*WHAT THIS TASK INVOLVES*: Copy every entry exactly as given, minus the images.

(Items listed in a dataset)

###

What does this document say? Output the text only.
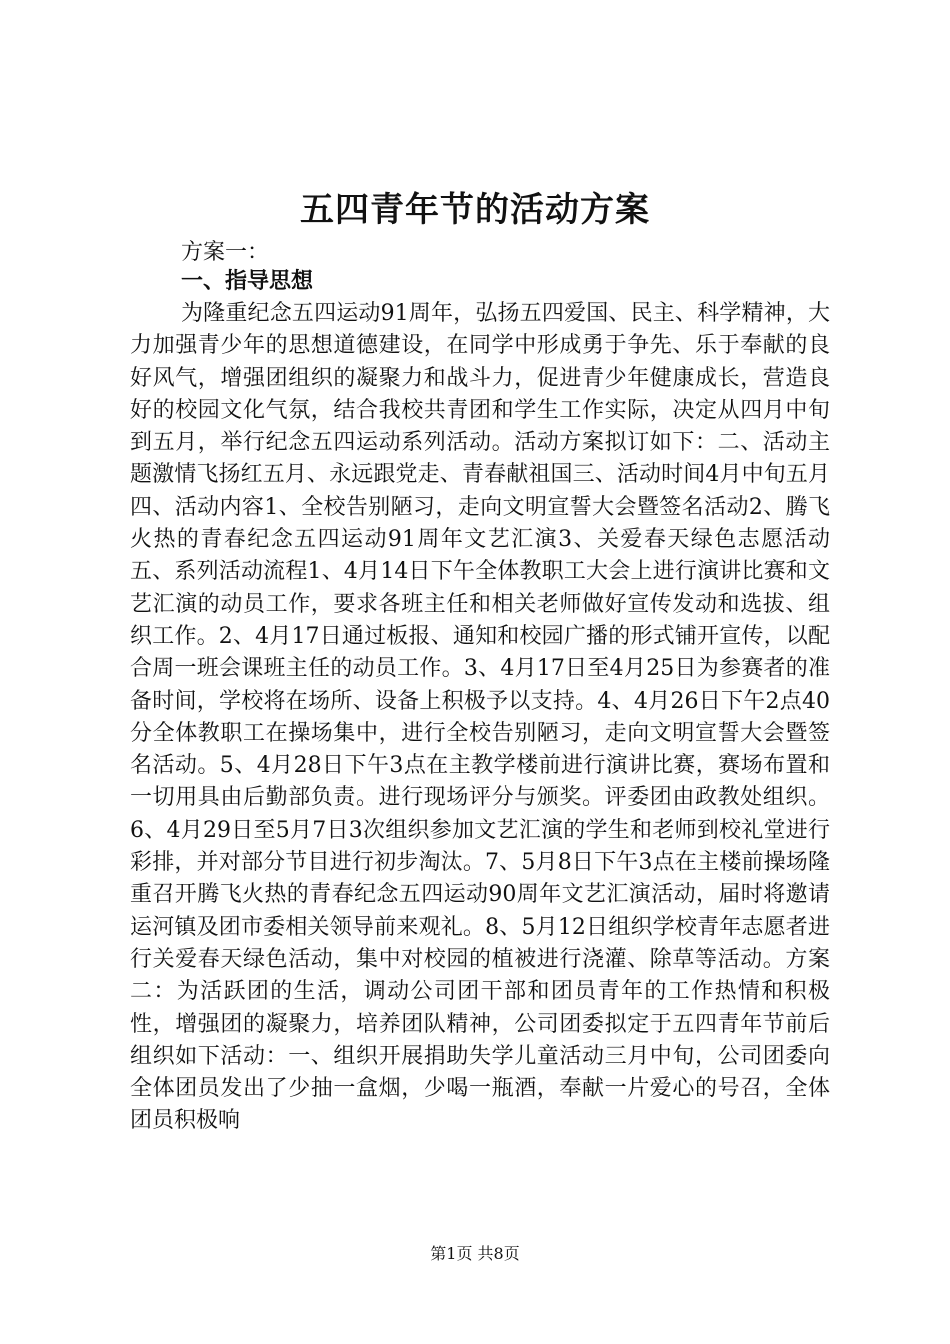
五四青年节的活动方案
方案一：
一、指导思想
为隆重纪念五四运动91周年，弘扬五四爱国、民主、科学精神，大力加强青少年的思想道德建设，在同学中形成勇于争先、乐于奉献的良好风气，增强团组织的凝聚力和战斗力，促进青少年健康成长，营造良好的校园文化气氛，结合我校共青团和学生工作实际，决定从四月中旬到五月，举行纪念五四运动系列活动。活动方案拟订如下：二、活动主题激情飞扬红五月、永远跟党走、青春献祖国三、活动时间4月中旬五月四、活动内容1、全校告别陋习，走向文明宣誓大会暨签名活动2、腾飞火热的青春纪念五四运动91周年文艺汇演3、关爱春天绿色志愿活动五、系列活动流程1、4月14日下午全体教职工大会上进行演讲比赛和文艺汇演的动员工作，要求各班主任和相关老师做好宣传发动和选拔、组织工作。2、4月17日通过板报、通知和校园广播的形式铺开宣传，以配合周一班会课班主任的动员工作。3、4月17日至4月25日为参赛者的准备时间，学校将在场所、设备上积极予以支持。4、4月26日下午2点40分全体教职工在操场集中，进行全校告别陋习，走向文明宣誓大会暨签名活动。5、4月28日下午3点在主教学楼前进行演讲比赛，赛场布置和一切用具由后勤部负责。进行现场评分与颁奖。评委团由政教处组织。6、4月29日至5月7日3次组织参加文艺汇演的学生和老师到校礼堂进行彩排，并对部分节目进行初步淘汰。7、5月8日下午3点在主楼前操场隆重召开腾飞火热的青春纪念五四运动90周年文艺汇演活动，届时将邀请运河镇及团市委相关领导前来观礼。8、5月12日组织学校青年志愿者进行关爱春天绿色活动，集中对校园的植被进行浇灌、除草等活动。方案二：为活跃团的生活，调动公司团干部和团员青年的工作热情和积极性，增强团的凝聚力，培养团队精神，公司团委拟定于五四青年节前后组织如下活动：一、组织开展捐助失学儿童活动三月中旬，公司团委向全体团员发出了少抽一盒烟，少喝一瓶酒，奉献一片爱心的号召，全体团员积极响
第1页 共8页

###

*OUTPUT OF THE EXERCISE*:
What does this document say? Output the text only.
五四青年节的活动方案
方案一：
一、指导思想
为隆重纪念五四运动91周年，弘扬五四爱国、民主、科学精神，大力加强青少年的思想道德建设，在同学中形成勇于争先、乐于奉献的良好风气，增强团组织的凝聚力和战斗力，促进青少年健康成长，营造良好的校园文化气氛，结合我校共青团和学生工作实际，决定从四月中旬到五月，举行纪念五四运动系列活动。活动方案拟订如下：二、活动主题激情飞扬红五月、永远跟党走、青春献祖国三、活动时间4月中旬五月四、活动内容1、全校告别陋习，走向文明宣誓大会暨签名活动2、腾飞火热的青春纪念五四运动91周年文艺汇演3、关爱春天绿色志愿活动五、系列活动流程1、4月14日下午全体教职工大会上进行演讲比赛和文艺汇演的动员工作，要求各班主任和相关老师做好宣传发动和选拔、组织工作。2、4月17日通过板报、通知和校园广播的形式铺开宣传，以配合周一班会课班主任的动员工作。3、4月17日至4月25日为参赛者的准备时间，学校将在场所、设备上积极予以支持。4、4月26日下午2点40分全体教职工在操场集中，进行全校告别陋习，走向文明宣誓大会暨签名活动。5、4月28日下午3点在主教学楼前进行演讲比赛，赛场布置和一切用具由后勤部负责。进行现场评分与颁奖。评委团由政教处组织。6、4月29日至5月7日3次组织参加文艺汇演的学生和老师到校礼堂进行彩排，并对部分节目进行初步淘汰。7、5月8日下午3点在主楼前操场隆重召开腾飞火热的青春纪念五四运动90周年文艺汇演活动，届时将邀请运河镇及团市委相关领导前来观礼。8、5月12日组织学校青年志愿者进行关爱春天绿色活动，集中对校园的植被进行浇灌、除草等活动。方案二：为活跃团的生活，调动公司团干部和团员青年的工作热情和积极性，增强团的凝聚力，培养团队精神，公司团委拟定于五四青年节前后组织如下活动：一、组织开展捐助失学儿童活动三月中旬，公司团委向全体团员发出了少抽一盒烟，少喝一瓶酒，奉献一片爱心的号召，全体团员积极响
第1页 共8页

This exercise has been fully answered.